(The request): Lines that hold the word "skadegörelsebrott" should be located and copied.

════

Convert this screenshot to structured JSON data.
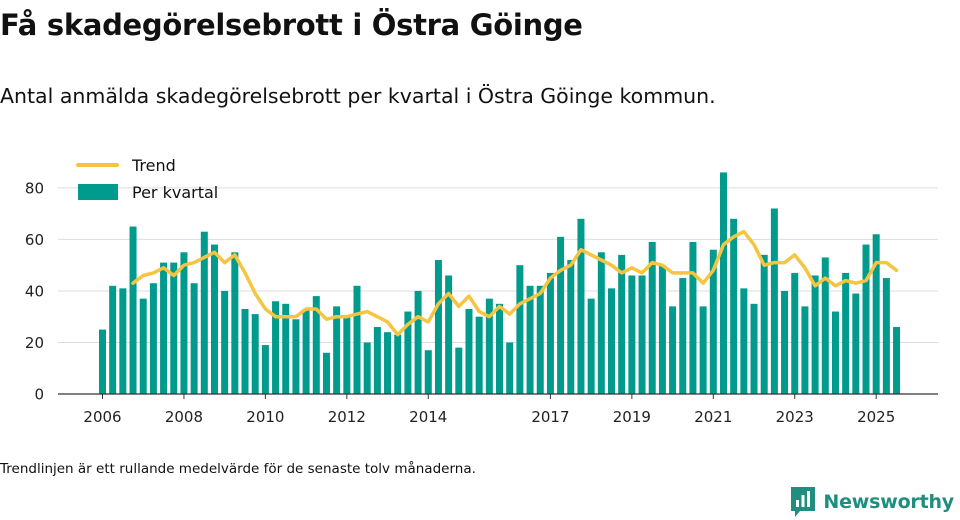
{
  "title": "Få skadegörelsebrott i Östra Göinge",
  "subtitle": "Antal anmälda skadegörelsebrott per kvartal i Östra Göinge kommun.",
  "footnote": "Trendlinjen är ett rullande medelvärde för de senaste tolv månaderna.",
  "brand": {
    "name": "Newsworthy"
  },
  "colors": {
    "bar": "#009b8d",
    "trend": "#f5c542",
    "grid": "#dddddd",
    "axis": "#333333",
    "brand": "#1e8e7e"
  },
  "chart_data": {
    "type": "bar",
    "ylim": [
      0,
      85
    ],
    "yticks": [
      0,
      20,
      40,
      60,
      80
    ],
    "grid": true,
    "legend_position": "top-left",
    "xtick_labels": [
      {
        "label": "2006",
        "index": 0
      },
      {
        "label": "2008",
        "index": 8
      },
      {
        "label": "2010",
        "index": 16
      },
      {
        "label": "2012",
        "index": 24
      },
      {
        "label": "2014",
        "index": 32
      },
      {
        "label": "2017",
        "index": 44
      },
      {
        "label": "2019",
        "index": 52
      },
      {
        "label": "2021",
        "index": 60
      },
      {
        "label": "2023",
        "index": 68
      },
      {
        "label": "2025",
        "index": 76
      }
    ],
    "series": [
      {
        "name": "Per kvartal",
        "type": "bar",
        "values": [
          25,
          42,
          41,
          65,
          37,
          43,
          51,
          51,
          55,
          43,
          63,
          58,
          40,
          55,
          33,
          31,
          19,
          36,
          35,
          29,
          33,
          38,
          16,
          34,
          30,
          42,
          20,
          26,
          24,
          23,
          32,
          40,
          17,
          52,
          46,
          18,
          33,
          30,
          37,
          35,
          20,
          50,
          42,
          42,
          47,
          61,
          52,
          68,
          37,
          55,
          41,
          54,
          46,
          46,
          59,
          50,
          34,
          45,
          59,
          34,
          56,
          86,
          68,
          41,
          35,
          54,
          72,
          40,
          47,
          34,
          46,
          53,
          32,
          47,
          39,
          58,
          62,
          45,
          26
        ]
      },
      {
        "name": "Trend",
        "type": "line",
        "start_index": 3,
        "values": [
          43,
          46,
          47,
          49,
          46,
          50,
          51,
          53,
          55,
          51,
          54,
          47,
          39,
          33,
          30,
          30,
          30,
          33,
          33,
          29,
          30,
          30,
          31,
          32,
          30,
          28,
          23,
          27,
          30,
          28,
          35,
          39,
          34,
          38,
          32,
          30,
          34,
          31,
          35,
          37,
          39,
          45,
          48,
          50,
          56,
          54,
          52,
          50,
          47,
          49,
          47,
          51,
          50,
          47,
          47,
          47,
          43,
          48,
          58,
          61,
          63,
          58,
          50,
          51,
          51,
          54,
          49,
          42,
          45,
          42,
          44,
          43,
          44,
          51,
          51,
          48
        ]
      }
    ]
  }
}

════

(Task response):
  "title": "Få skadegörelsebrott i Östra Göinge",
  "subtitle": "Antal anmälda skadegörelsebrott per kvartal i Östra Göinge kommun.",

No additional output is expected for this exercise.